## Work required
Only the number is wanted: count the lines in the data with "horizontal" in them.
--- Start of Materials provided ---
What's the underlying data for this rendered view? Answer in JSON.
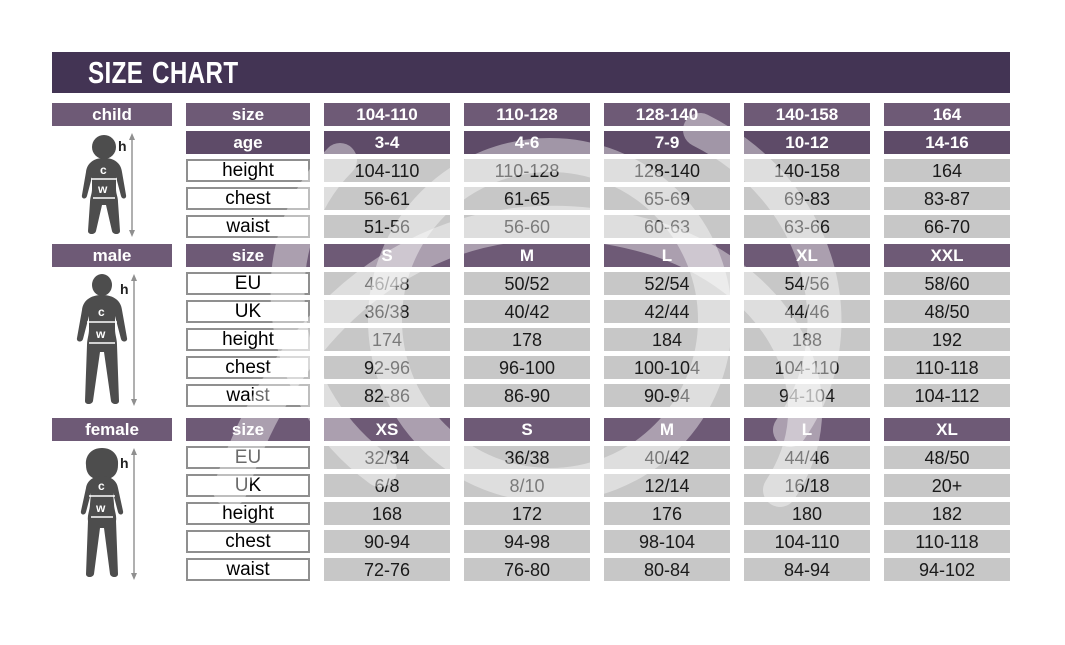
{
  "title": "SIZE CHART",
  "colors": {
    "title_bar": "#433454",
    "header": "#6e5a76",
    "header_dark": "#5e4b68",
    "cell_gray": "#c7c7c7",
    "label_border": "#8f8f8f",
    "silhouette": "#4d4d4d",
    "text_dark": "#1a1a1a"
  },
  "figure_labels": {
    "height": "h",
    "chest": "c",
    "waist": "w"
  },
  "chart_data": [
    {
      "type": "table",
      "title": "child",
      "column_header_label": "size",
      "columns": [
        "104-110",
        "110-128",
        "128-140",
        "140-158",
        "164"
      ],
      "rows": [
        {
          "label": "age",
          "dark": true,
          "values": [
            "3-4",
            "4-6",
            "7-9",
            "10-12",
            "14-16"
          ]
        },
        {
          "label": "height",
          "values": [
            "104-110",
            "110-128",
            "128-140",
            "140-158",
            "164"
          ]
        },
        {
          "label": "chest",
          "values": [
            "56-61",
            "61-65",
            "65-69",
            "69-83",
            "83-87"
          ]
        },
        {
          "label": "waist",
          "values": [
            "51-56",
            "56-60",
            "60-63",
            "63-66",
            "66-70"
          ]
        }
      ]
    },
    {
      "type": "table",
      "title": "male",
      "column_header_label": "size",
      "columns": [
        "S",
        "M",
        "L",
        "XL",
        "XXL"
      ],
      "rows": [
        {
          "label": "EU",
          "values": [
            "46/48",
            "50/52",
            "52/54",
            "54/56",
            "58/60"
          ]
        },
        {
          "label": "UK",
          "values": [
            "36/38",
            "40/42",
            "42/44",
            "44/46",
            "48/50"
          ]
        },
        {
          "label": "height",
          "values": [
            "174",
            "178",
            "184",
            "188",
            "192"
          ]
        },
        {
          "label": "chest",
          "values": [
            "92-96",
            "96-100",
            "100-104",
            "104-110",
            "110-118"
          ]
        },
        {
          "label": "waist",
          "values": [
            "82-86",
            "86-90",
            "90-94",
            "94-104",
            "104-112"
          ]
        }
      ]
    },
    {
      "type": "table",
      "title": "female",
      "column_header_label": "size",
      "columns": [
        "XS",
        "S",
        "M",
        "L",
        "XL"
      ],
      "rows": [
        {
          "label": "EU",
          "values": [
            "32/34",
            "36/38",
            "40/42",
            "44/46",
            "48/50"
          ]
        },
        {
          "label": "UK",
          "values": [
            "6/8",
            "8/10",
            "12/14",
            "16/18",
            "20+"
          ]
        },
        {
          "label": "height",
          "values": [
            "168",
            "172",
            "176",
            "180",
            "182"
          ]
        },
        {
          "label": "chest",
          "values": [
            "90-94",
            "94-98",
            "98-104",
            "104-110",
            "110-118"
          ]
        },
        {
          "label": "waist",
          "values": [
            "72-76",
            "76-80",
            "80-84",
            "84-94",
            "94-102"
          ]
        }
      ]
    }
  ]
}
--- End of Materials provided ---
--- Start of Materials provided ---
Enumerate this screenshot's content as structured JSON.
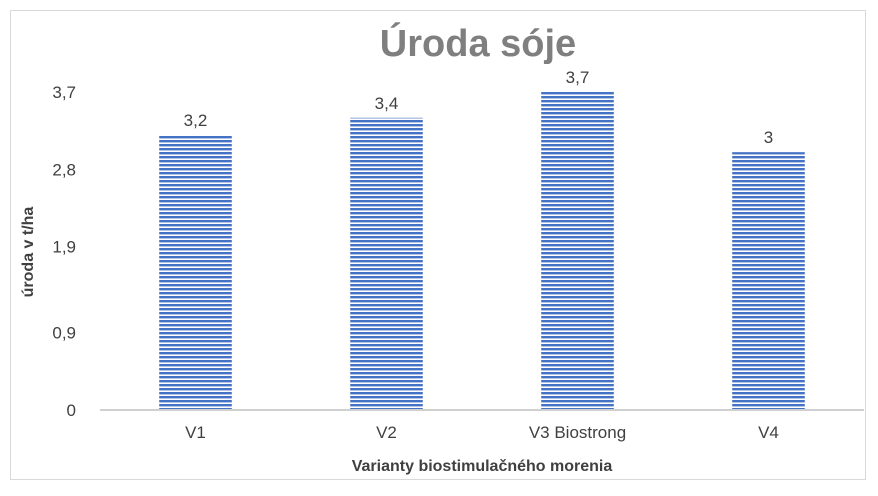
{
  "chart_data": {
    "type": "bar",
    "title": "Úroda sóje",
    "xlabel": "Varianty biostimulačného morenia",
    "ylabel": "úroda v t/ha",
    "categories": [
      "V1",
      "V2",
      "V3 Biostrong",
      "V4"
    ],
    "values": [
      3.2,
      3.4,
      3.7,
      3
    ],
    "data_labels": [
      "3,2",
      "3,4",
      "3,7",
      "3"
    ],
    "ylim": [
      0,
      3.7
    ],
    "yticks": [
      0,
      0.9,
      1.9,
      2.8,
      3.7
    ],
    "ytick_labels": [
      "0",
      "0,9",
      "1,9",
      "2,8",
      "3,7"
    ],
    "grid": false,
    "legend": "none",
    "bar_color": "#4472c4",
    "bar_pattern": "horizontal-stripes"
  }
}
--- End of Materials provided ---
--- Start of Materials provided ---
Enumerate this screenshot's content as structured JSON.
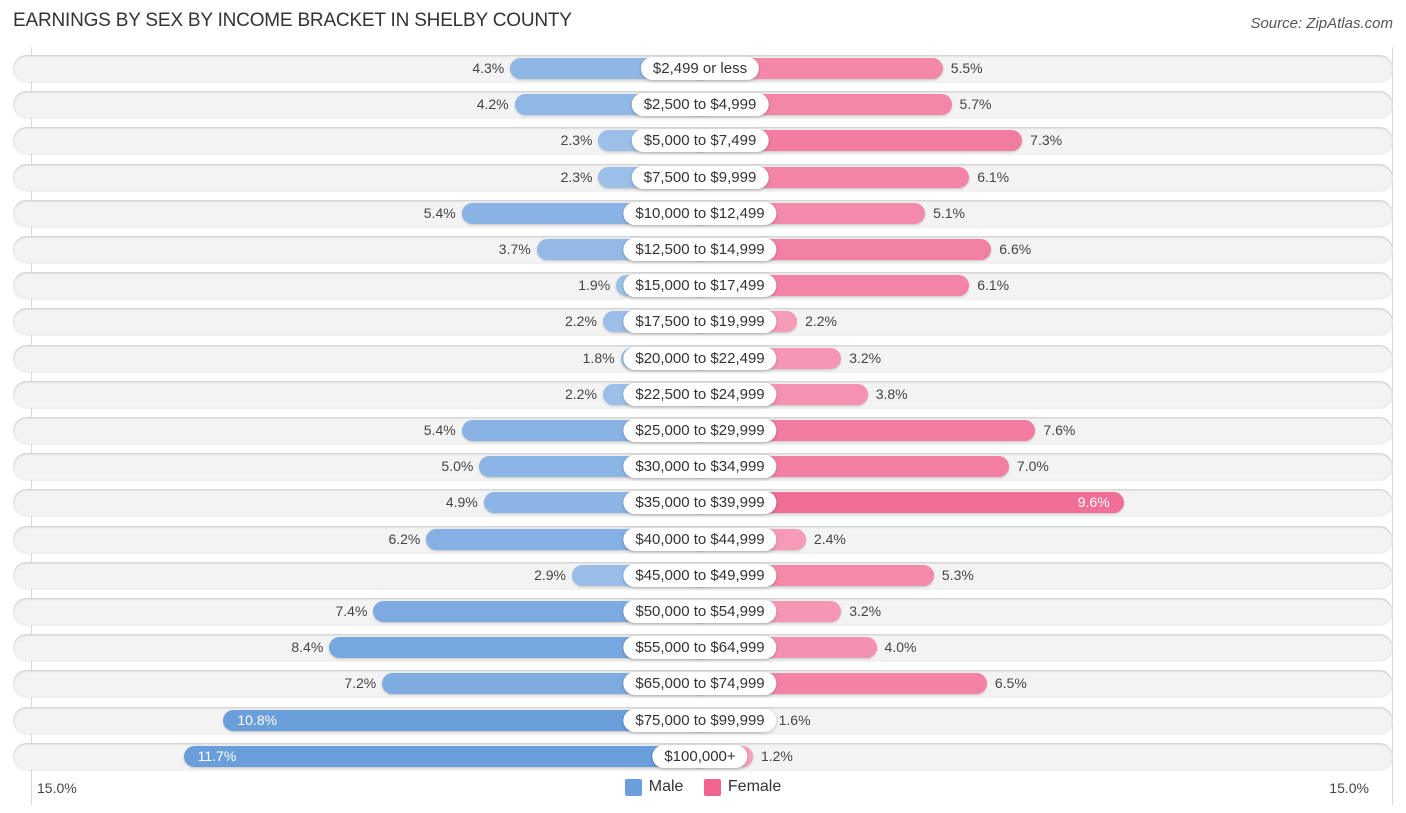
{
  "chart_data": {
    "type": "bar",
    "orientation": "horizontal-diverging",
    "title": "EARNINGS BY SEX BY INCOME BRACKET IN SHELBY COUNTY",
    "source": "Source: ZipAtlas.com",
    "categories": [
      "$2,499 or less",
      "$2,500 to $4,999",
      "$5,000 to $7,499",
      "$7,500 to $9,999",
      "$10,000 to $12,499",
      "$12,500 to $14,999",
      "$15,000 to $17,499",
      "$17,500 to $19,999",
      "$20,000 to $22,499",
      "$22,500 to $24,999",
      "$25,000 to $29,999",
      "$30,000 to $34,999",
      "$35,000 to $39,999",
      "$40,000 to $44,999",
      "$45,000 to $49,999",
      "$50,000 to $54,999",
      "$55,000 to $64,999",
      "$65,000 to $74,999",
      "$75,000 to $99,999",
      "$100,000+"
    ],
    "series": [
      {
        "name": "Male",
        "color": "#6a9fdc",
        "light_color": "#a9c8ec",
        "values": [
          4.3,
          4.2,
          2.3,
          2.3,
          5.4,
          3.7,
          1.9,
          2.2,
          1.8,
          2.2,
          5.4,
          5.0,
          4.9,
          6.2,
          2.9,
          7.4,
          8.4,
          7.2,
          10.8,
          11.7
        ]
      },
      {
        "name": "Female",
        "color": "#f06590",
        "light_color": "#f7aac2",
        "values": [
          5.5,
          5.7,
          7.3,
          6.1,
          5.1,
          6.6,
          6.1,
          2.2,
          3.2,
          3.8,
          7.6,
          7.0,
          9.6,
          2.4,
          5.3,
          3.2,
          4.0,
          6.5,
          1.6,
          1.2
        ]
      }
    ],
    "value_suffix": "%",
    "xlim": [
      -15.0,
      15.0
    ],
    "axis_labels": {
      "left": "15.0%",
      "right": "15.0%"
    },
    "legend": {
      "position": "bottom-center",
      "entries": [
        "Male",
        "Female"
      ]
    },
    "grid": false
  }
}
--- End of Materials provided ---
## Answer to this exercise
2